- Stated goal
In the listing that follows, count each line where the word "Virtual" appears; write nothing but the count.

>> START

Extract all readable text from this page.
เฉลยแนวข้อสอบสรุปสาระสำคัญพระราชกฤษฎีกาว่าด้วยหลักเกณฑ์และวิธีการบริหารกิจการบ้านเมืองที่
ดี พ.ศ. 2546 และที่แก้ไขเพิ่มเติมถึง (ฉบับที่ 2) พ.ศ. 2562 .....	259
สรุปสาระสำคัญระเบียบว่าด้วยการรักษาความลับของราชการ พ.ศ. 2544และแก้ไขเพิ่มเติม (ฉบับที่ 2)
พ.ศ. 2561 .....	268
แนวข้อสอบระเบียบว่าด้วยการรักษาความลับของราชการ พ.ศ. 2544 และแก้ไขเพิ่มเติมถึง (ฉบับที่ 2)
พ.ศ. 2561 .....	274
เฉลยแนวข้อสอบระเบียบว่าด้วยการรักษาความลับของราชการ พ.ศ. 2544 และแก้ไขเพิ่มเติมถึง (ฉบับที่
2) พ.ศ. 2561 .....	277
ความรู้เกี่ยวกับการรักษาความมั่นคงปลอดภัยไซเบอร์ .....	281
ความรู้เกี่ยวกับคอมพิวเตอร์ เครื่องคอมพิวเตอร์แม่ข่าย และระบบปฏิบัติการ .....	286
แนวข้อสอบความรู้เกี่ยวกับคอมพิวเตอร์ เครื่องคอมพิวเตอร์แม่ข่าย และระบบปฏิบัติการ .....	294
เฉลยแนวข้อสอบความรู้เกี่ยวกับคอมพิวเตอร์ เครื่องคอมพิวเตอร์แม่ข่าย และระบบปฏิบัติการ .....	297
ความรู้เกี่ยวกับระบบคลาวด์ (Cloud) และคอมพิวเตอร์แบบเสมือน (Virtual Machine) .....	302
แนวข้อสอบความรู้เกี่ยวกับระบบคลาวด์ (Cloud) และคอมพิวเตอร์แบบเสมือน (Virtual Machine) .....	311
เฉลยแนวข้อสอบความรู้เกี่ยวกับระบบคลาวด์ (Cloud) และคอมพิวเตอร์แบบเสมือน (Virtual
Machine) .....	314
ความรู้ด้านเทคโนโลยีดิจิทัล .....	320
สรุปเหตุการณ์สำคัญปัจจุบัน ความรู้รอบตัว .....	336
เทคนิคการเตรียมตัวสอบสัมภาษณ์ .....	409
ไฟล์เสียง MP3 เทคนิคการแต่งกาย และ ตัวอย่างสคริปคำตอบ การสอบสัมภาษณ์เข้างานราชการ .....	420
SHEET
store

>> END

- Exercise answer
3